What needs to be done: Here are some records; copy every line that holds the word "WHOIS".
=== Excerpted records ===
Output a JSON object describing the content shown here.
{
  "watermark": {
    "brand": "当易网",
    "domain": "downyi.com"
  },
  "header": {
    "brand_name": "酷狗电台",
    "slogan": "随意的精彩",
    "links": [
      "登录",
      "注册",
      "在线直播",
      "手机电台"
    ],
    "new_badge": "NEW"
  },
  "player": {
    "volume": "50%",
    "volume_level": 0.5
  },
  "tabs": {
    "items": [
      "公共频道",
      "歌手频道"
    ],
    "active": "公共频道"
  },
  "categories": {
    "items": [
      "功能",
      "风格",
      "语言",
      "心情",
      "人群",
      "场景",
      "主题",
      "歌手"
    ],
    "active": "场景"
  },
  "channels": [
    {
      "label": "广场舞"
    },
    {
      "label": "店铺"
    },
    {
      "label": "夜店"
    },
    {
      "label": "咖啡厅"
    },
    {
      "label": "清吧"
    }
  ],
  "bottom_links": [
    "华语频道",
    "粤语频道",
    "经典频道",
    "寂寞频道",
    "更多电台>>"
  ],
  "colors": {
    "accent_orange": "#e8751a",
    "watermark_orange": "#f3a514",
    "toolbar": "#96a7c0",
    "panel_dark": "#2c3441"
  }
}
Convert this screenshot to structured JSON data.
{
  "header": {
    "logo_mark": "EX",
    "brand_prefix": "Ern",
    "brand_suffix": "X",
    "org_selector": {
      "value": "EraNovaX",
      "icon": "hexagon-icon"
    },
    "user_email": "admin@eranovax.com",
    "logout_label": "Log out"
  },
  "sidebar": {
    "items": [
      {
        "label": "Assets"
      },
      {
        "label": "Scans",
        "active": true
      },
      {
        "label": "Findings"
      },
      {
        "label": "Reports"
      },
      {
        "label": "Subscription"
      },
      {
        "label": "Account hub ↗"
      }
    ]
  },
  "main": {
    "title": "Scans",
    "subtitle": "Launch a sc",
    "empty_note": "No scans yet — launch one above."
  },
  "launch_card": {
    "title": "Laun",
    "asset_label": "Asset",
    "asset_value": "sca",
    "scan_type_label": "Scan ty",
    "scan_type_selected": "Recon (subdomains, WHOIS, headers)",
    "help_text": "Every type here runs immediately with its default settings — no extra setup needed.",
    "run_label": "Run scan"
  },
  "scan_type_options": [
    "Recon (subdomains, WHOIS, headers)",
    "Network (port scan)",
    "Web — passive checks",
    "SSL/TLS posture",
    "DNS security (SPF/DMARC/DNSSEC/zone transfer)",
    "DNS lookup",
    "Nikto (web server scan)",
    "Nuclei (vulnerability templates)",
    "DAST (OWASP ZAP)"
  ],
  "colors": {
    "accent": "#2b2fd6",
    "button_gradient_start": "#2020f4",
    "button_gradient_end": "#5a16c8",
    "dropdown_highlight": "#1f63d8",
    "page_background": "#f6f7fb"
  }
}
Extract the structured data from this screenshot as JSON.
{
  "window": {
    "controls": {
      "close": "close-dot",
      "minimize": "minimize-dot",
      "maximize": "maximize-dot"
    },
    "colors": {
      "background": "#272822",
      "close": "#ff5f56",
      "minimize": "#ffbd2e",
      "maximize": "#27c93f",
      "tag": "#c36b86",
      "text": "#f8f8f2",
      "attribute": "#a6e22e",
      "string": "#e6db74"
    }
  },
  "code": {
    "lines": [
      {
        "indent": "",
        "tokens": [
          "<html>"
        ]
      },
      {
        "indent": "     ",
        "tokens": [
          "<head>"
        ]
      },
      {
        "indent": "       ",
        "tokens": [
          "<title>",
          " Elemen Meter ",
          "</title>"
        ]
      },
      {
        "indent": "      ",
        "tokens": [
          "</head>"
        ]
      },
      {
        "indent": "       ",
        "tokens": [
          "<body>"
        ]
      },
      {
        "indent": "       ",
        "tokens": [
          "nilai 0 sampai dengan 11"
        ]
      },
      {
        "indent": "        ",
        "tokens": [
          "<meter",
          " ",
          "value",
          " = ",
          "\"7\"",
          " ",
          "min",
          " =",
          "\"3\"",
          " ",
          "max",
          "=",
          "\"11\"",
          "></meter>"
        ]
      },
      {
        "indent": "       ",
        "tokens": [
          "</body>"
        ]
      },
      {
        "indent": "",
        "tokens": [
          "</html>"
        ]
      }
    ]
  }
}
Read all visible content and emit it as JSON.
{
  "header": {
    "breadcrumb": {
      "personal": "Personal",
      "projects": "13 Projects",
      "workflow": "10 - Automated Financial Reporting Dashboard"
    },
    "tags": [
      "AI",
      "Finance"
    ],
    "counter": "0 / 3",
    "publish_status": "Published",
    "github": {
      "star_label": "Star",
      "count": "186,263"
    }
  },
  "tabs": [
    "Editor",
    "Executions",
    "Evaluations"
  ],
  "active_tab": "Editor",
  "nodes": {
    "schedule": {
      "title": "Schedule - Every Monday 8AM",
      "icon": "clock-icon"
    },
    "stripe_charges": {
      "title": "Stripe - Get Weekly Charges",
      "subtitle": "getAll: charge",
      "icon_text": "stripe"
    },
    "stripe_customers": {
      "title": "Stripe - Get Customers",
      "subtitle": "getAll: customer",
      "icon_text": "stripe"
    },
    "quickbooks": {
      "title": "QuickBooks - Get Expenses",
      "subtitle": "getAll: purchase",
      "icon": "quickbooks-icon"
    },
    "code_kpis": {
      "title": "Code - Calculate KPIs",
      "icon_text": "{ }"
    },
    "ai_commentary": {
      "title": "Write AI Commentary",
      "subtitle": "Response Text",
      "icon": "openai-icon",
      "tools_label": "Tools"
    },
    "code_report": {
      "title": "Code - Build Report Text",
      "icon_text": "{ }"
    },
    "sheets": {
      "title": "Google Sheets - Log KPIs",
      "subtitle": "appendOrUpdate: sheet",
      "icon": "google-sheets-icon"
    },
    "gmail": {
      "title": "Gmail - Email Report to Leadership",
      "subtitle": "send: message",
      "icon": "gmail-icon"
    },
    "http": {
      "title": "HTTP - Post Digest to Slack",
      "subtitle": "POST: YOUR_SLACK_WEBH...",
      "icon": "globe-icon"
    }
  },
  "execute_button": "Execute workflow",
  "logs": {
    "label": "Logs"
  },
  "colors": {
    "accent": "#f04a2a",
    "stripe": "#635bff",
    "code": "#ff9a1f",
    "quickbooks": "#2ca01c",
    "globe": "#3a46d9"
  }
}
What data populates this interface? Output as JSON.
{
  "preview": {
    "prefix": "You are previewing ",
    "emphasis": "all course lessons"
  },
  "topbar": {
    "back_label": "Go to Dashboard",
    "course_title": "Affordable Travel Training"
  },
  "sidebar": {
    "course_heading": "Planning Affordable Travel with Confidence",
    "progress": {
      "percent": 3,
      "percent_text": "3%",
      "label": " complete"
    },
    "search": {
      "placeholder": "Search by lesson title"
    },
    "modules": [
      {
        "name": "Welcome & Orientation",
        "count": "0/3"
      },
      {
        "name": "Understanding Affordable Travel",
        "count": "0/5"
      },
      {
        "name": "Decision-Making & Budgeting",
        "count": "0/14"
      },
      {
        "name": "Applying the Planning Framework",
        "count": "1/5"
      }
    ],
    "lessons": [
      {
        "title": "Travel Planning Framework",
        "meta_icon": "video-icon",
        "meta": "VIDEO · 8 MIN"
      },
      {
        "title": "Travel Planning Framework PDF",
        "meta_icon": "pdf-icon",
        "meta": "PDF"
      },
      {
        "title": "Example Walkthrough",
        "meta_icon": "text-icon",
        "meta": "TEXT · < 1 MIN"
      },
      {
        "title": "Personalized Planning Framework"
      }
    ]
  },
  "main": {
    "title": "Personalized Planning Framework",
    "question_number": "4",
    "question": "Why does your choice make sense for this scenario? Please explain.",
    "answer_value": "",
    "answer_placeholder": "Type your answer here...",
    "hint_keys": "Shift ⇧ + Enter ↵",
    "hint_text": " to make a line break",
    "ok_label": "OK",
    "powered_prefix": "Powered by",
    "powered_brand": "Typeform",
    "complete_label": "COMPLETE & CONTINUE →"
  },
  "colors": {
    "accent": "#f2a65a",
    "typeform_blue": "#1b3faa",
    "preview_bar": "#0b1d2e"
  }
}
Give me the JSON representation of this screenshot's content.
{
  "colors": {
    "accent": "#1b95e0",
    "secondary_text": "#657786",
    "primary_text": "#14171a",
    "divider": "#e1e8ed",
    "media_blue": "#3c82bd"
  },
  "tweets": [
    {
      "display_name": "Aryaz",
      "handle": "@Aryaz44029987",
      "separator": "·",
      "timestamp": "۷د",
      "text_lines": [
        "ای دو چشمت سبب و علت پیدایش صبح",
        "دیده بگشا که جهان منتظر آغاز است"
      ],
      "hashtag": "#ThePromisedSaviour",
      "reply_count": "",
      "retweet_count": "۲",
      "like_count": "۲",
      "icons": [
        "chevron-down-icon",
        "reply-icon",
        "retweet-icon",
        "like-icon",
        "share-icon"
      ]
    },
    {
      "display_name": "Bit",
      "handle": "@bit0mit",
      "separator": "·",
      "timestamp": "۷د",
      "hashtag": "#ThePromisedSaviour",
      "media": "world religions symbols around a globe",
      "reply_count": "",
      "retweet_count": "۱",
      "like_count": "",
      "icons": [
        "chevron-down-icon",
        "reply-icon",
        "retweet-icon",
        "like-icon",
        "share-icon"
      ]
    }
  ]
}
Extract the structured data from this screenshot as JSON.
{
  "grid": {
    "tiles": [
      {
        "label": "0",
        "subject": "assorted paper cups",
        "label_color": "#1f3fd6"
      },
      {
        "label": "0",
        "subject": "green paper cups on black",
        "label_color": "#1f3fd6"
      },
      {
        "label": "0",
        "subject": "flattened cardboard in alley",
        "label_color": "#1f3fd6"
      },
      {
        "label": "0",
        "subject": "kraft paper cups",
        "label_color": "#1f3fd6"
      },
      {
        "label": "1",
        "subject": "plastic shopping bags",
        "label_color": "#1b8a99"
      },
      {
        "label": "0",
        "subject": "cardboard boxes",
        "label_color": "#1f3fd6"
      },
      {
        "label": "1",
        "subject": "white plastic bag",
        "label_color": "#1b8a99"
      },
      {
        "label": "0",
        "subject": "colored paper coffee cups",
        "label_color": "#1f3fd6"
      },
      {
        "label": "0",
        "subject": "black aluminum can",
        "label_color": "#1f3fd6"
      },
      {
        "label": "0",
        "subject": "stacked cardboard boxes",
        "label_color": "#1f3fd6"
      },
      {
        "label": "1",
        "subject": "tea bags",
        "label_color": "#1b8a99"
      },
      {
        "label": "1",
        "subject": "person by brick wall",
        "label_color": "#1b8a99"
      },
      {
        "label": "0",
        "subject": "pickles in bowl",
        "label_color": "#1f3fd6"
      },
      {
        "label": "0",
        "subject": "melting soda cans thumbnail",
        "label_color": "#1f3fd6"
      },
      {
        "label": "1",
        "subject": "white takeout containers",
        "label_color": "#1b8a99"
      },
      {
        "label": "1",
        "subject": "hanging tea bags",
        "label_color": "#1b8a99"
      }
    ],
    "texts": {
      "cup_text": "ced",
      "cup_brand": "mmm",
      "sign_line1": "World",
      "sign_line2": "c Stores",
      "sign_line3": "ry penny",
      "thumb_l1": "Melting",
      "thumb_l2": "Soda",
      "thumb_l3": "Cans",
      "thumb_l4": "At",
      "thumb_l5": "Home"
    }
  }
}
===
Correct answer:
    "scan_type_selected": "Recon (subdomains, WHOIS, headers)",
    "Recon (subdomains, WHOIS, headers)",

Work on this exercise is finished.